Work required: Copy every line from the data below in which the string "switch" can be found.
** BEGIN **
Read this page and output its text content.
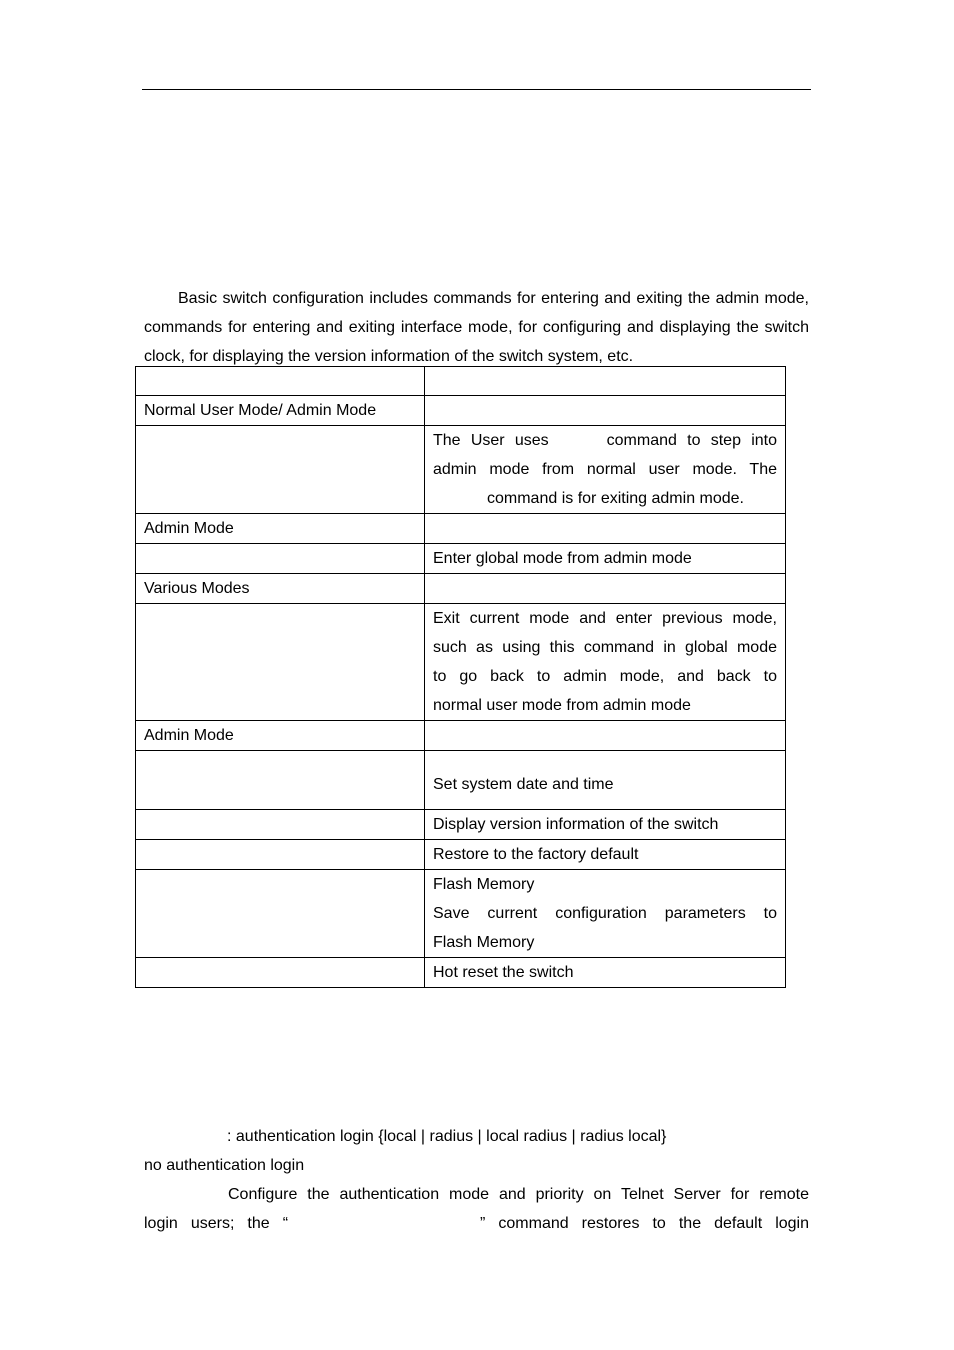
Basic switch configuration includes commands for entering and exiting the admin mode, commands for entering and exiting interface mode, for configuring and displaying the switch clock, for displaying the version information of the switch system, etc.

Normal User Mode/ Admin Mode	

	The User uses command to step into
admin mode from normal user mode. The
command is for exiting admin mode.

Admin Mode	
	Enter global mode from admin mode
Various Modes	

	Exit current mode and enter previous mode,
such as using this command in global mode
to go back to admin mode, and back to
normal user mode from admin mode

Admin Mode	
	Set system date and time
	Display version information of the switch
	Restore to the factory default

	Flash Memory
Save current configuration parameters to
Flash Memory

	Hot reset the switch

: authentication login {local | radius | local radius | radius local}

no authentication login

Configure the authentication mode and priority on Telnet Server for remote

login users; the “	” command restores to the default login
** END **
Final answer:
Basic switch configuration includes commands for entering and exiting the admin mode, commands for entering and exiting interface mode, for configuring and displaying the switch clock, for displaying the version information of the switch system, etc.
	Display version information of the switch
	Hot reset the switch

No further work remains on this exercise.